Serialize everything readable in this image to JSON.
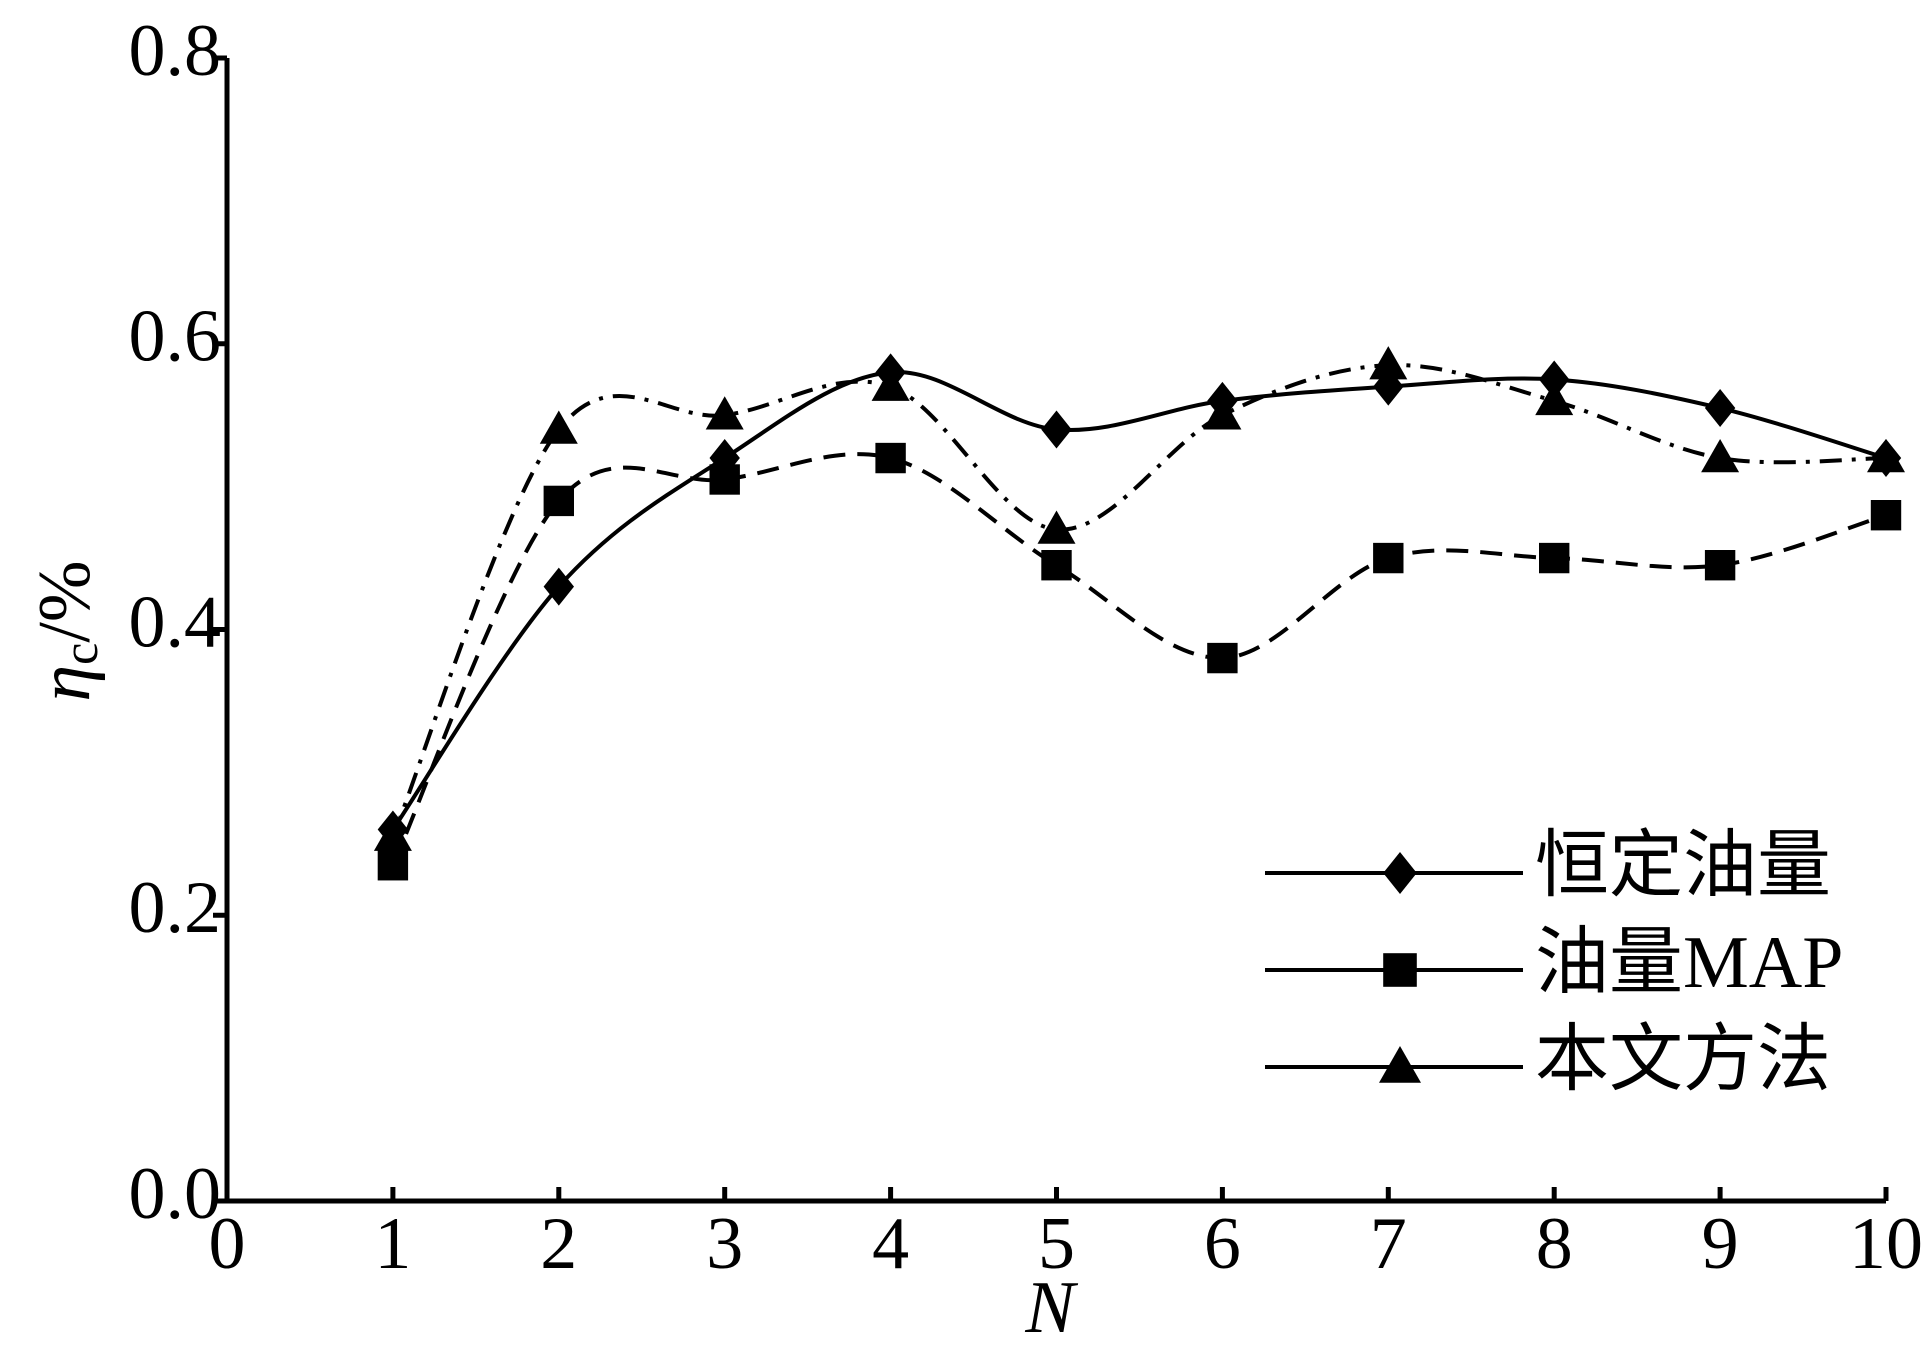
{
  "chart_data": {
    "type": "line",
    "xlabel": "N",
    "ylabel": [
      "η",
      "c",
      "/%"
    ],
    "x": [
      1,
      2,
      3,
      4,
      5,
      6,
      7,
      8,
      9,
      10
    ],
    "series": [
      {
        "name": "恒定油量",
        "color": "#000000",
        "marker": "diamond",
        "dash": "solid",
        "values": [
          0.26,
          0.43,
          0.52,
          0.58,
          0.54,
          0.56,
          0.57,
          0.575,
          0.555,
          0.52
        ]
      },
      {
        "name": "油量MAP",
        "color": "#000000",
        "marker": "square",
        "dash": "dashed",
        "values": [
          0.235,
          0.49,
          0.505,
          0.52,
          0.445,
          0.38,
          0.45,
          0.45,
          0.445,
          0.48
        ]
      },
      {
        "name": "本文方法",
        "color": "#000000",
        "marker": "triangle",
        "dash": "dashdot",
        "values": [
          0.255,
          0.54,
          0.55,
          0.57,
          0.47,
          0.55,
          0.585,
          0.56,
          0.52,
          0.52
        ]
      }
    ],
    "xlim": [
      0,
      10
    ],
    "xticks": [
      0,
      1,
      2,
      3,
      4,
      5,
      6,
      7,
      8,
      9,
      10
    ],
    "ylim": [
      0,
      0.8
    ],
    "yticks": [
      {
        "value": 0,
        "label": "0.0"
      },
      0.2,
      0.4,
      0.6,
      0.8
    ],
    "grid": false,
    "legend": "lower right"
  }
}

EXERCISE OBJECTIVE:
Check each line above for the word "marker" and copy the ones that have it.

REPLY:
        "marker": "diamond",
        "marker": "square",
        "marker": "triangle",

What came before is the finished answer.